> [Task brief]
Find each line in the following listing that has the string "this", then state the count and nothing else.

═════ Supplied entries ═════

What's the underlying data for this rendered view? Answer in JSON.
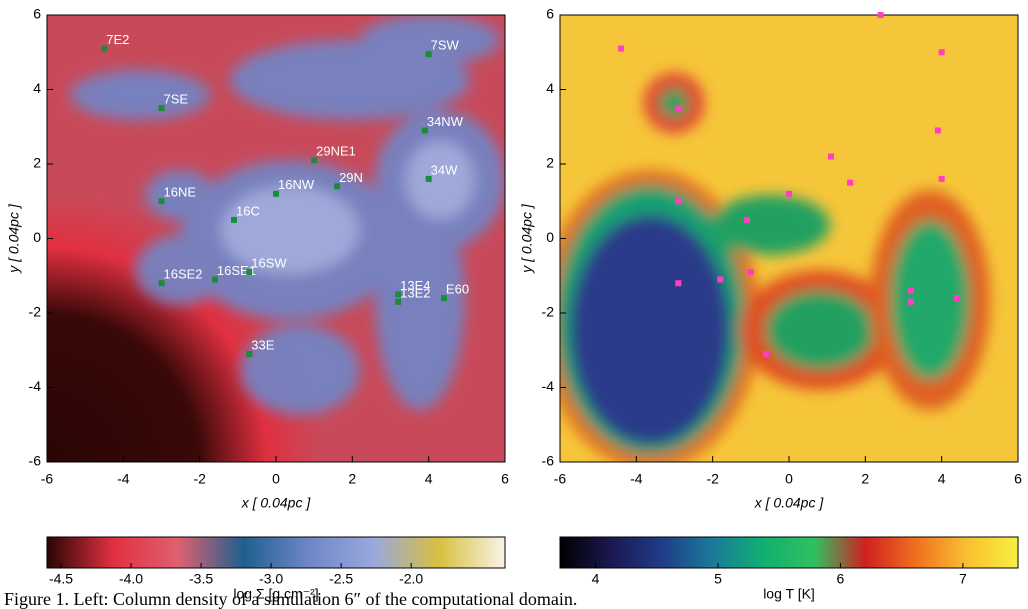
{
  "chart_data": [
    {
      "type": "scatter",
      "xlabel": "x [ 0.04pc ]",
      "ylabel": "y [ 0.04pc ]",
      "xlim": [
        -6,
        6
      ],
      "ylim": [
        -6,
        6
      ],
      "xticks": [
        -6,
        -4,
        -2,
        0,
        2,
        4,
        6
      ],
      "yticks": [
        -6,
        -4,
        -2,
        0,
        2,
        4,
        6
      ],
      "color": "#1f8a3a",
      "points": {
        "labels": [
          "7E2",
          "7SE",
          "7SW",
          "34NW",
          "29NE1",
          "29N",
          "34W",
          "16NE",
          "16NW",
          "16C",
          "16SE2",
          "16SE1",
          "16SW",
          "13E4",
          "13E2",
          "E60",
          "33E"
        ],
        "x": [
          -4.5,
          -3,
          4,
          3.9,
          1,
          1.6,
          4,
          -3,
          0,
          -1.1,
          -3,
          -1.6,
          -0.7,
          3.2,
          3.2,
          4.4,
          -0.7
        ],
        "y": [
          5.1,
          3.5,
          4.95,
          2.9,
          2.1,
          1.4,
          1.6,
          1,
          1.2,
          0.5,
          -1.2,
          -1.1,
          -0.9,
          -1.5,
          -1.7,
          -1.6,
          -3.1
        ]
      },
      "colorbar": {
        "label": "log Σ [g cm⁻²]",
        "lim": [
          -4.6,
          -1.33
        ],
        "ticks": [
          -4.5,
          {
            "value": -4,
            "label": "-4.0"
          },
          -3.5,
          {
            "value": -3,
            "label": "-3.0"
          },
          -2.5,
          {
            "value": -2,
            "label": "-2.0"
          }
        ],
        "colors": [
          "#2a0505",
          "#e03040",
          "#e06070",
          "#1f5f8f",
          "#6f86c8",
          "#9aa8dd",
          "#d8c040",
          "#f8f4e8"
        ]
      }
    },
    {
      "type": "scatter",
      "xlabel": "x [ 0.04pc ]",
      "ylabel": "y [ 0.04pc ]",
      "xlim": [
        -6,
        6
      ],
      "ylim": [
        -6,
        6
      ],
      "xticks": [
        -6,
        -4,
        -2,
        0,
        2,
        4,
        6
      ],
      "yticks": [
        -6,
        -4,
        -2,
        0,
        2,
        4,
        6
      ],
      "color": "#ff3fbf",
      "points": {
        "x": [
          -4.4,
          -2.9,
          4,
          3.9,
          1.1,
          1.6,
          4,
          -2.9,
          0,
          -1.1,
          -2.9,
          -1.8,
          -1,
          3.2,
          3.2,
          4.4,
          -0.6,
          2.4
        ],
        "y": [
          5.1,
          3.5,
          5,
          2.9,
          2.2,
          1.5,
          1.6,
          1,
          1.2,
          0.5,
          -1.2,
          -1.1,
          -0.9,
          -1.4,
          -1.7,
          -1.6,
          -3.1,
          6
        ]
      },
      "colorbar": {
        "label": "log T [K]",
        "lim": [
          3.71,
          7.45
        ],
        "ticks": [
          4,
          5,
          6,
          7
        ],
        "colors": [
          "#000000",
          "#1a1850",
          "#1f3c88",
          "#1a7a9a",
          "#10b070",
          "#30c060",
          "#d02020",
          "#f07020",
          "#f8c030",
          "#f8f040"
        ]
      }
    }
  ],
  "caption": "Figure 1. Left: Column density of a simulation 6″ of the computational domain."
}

═════
═════ Supplied entries ═════

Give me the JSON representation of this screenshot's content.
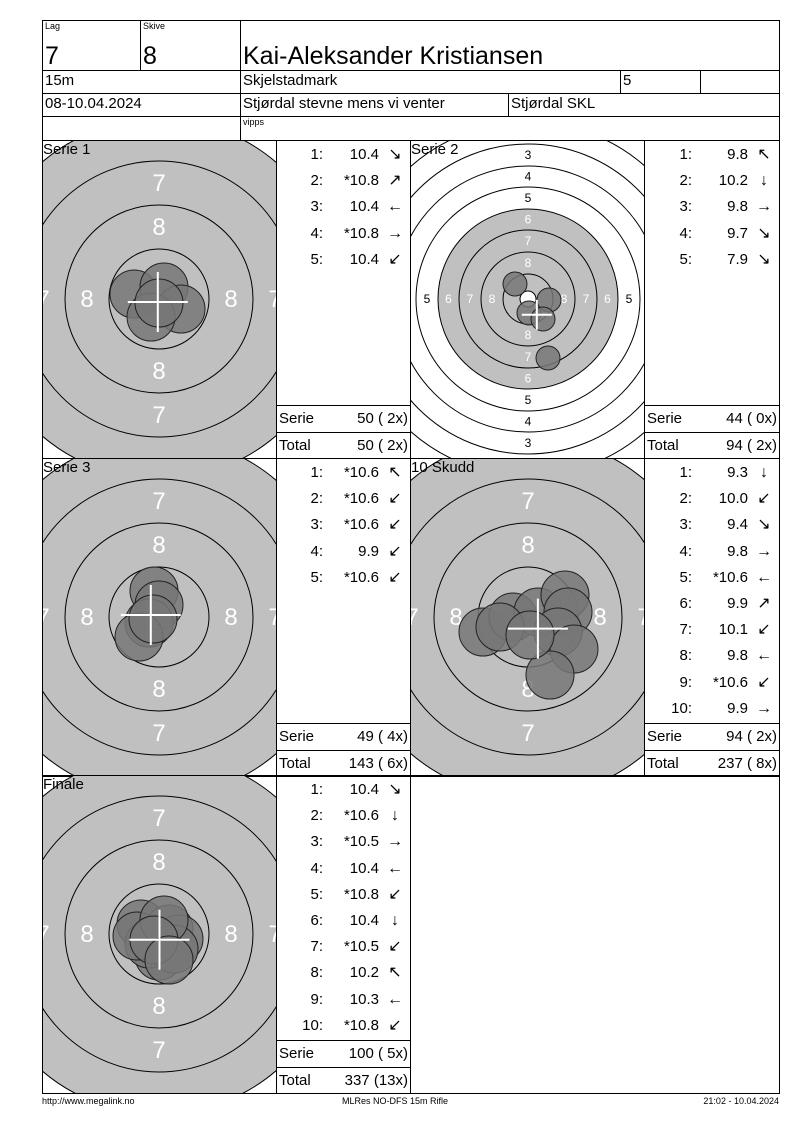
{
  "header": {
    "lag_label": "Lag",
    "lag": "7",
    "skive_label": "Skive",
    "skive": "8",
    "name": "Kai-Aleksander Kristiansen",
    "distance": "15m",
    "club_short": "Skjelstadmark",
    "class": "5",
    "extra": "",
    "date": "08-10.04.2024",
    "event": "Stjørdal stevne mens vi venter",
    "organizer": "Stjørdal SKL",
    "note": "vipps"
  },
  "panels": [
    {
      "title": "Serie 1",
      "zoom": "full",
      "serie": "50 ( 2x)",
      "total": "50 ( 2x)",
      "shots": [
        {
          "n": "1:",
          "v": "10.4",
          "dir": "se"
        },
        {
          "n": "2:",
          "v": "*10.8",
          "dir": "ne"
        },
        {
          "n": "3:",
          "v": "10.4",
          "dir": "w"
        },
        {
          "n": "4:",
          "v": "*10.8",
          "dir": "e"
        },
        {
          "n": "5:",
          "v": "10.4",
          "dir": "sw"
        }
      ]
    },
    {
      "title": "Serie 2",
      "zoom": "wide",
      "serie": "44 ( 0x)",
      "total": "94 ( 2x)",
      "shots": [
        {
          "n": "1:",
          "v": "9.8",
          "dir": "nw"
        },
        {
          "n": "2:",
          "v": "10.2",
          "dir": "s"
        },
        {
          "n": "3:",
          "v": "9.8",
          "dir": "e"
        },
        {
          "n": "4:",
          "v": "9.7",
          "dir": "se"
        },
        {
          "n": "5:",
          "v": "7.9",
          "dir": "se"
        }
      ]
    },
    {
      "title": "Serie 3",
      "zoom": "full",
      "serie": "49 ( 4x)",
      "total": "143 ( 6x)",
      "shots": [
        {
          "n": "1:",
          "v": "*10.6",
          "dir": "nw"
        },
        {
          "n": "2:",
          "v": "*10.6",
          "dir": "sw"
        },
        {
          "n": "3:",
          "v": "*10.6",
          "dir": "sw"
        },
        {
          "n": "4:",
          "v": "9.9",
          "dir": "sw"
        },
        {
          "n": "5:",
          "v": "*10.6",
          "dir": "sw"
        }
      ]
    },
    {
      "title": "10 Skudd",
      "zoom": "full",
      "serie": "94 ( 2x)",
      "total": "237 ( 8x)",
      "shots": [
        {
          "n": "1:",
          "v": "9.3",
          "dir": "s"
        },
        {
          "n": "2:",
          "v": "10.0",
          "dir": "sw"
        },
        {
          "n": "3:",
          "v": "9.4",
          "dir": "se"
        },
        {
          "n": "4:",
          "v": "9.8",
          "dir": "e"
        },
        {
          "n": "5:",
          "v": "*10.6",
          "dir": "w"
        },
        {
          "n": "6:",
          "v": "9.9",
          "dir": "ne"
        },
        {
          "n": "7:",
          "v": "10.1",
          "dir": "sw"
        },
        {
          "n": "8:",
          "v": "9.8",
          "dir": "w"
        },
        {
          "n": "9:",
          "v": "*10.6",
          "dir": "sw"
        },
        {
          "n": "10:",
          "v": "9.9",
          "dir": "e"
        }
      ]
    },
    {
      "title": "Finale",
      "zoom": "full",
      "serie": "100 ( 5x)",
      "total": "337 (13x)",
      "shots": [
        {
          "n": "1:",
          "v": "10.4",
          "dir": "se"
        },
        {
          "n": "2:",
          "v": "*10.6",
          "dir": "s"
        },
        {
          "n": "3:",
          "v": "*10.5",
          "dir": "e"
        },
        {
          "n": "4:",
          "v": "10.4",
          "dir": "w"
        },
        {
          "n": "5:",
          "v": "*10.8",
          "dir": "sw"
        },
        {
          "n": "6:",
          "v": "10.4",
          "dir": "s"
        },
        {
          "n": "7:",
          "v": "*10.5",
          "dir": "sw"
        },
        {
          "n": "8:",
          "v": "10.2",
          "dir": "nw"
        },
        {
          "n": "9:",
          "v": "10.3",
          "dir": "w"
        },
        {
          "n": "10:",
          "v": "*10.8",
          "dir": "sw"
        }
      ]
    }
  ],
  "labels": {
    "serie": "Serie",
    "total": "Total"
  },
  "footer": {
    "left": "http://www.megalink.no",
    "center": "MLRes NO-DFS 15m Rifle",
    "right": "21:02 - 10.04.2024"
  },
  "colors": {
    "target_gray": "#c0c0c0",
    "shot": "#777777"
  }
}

═════

> [Solution to the exercise]
2